• [Exercise goal]
Give nothing except the number of lines containing the word "oraz".

• [Given data]
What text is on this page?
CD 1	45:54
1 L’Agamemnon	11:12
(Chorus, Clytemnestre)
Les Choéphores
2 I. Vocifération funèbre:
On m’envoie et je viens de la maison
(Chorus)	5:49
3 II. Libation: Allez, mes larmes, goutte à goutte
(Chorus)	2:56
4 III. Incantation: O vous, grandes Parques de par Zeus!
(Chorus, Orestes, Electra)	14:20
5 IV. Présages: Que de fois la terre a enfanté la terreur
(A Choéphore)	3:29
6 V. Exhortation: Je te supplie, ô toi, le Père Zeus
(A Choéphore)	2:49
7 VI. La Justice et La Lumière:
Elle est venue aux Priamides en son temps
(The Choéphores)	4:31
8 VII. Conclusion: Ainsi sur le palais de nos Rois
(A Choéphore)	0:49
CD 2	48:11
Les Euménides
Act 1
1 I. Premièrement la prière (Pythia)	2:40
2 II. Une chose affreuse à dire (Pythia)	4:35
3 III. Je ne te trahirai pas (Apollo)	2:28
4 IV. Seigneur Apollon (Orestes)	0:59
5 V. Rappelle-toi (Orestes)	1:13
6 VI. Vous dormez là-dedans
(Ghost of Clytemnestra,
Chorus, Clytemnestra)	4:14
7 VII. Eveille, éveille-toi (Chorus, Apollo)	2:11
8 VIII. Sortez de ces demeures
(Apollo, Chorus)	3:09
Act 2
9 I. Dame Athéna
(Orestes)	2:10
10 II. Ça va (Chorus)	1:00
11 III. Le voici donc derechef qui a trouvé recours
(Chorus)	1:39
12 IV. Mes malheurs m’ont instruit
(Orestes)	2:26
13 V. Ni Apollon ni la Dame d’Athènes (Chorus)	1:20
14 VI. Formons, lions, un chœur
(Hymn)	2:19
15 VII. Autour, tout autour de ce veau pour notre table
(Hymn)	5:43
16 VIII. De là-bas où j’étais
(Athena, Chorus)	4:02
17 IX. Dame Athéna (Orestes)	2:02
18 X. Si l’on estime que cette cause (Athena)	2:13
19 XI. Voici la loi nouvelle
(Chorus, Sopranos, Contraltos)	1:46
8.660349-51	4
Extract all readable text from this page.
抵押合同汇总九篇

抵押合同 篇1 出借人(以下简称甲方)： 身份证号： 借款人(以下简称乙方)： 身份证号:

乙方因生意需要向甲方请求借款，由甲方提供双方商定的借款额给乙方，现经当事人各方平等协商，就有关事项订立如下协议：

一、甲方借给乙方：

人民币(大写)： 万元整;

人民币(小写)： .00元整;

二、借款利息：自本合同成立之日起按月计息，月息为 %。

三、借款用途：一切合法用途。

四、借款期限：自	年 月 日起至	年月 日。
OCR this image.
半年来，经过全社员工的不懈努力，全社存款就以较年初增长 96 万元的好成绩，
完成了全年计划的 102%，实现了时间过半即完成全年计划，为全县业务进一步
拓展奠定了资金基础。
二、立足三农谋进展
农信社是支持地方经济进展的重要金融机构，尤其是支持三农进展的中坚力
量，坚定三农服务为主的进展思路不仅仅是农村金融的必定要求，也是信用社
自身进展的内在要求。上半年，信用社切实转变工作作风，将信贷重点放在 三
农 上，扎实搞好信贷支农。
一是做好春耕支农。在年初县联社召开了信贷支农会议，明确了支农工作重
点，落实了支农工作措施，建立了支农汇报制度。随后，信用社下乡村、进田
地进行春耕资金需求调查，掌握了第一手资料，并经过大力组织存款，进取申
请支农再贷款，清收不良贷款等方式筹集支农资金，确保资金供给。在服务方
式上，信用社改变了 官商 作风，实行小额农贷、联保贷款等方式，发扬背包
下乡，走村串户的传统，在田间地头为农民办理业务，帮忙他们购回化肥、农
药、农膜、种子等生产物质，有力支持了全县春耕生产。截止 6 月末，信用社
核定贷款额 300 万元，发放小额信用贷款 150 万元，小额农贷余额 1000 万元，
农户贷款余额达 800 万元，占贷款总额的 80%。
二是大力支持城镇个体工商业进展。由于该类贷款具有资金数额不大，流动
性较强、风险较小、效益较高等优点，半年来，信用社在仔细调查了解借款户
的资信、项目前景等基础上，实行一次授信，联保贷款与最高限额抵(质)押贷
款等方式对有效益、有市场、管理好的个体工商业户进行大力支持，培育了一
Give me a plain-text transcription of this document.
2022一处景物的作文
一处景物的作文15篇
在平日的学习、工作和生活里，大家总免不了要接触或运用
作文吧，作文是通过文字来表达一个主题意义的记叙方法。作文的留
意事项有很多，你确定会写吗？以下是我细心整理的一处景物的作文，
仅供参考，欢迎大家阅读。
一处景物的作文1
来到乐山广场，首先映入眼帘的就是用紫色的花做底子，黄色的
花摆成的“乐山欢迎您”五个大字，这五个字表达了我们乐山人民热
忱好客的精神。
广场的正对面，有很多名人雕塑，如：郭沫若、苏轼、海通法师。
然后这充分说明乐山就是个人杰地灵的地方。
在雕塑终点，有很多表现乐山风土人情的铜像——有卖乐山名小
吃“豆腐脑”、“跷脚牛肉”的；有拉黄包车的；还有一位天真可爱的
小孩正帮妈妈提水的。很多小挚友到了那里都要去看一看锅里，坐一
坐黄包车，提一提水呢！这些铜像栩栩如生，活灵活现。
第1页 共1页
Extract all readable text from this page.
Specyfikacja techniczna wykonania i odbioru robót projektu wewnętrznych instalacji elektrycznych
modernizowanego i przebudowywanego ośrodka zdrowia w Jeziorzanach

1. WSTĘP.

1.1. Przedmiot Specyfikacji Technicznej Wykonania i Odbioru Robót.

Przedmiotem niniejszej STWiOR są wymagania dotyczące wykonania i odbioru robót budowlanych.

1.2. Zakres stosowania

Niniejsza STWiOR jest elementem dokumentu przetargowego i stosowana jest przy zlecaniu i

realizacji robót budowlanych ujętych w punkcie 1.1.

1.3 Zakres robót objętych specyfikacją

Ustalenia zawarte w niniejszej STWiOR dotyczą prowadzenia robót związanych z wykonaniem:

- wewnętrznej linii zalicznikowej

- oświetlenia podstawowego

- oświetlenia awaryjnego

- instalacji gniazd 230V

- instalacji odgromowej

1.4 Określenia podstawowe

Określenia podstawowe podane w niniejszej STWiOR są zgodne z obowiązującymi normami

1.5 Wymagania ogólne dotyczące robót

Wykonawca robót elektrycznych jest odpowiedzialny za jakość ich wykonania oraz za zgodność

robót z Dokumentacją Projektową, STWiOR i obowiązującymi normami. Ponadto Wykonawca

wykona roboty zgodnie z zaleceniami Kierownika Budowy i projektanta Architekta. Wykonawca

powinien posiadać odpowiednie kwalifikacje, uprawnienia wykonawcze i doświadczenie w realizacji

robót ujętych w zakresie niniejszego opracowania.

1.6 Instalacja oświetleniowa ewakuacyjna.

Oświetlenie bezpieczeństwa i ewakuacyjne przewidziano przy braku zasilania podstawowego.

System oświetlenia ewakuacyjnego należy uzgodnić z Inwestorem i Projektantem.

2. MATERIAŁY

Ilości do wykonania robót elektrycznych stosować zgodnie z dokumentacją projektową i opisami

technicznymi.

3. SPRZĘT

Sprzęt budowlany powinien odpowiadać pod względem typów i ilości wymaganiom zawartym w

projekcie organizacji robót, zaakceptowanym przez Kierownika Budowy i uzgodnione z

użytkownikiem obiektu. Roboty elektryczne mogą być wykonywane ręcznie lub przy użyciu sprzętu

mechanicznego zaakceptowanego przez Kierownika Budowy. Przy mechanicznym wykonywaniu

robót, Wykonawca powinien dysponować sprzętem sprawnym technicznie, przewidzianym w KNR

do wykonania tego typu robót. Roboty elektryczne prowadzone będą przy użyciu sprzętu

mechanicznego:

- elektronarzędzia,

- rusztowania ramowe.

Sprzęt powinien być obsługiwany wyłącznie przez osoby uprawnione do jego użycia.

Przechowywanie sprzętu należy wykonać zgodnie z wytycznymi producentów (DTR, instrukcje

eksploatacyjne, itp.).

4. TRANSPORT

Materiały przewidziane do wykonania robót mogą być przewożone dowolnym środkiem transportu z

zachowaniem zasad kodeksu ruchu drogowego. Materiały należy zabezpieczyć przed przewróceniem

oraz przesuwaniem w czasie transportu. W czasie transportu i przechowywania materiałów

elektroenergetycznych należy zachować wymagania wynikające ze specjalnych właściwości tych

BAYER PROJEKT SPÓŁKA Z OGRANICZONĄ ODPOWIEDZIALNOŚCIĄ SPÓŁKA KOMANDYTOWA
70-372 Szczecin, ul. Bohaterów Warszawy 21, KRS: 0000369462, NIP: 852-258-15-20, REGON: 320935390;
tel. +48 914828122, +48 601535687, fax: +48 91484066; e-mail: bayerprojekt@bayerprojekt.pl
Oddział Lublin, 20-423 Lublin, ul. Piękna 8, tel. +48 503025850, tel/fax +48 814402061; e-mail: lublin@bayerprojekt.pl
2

• [Final result]
2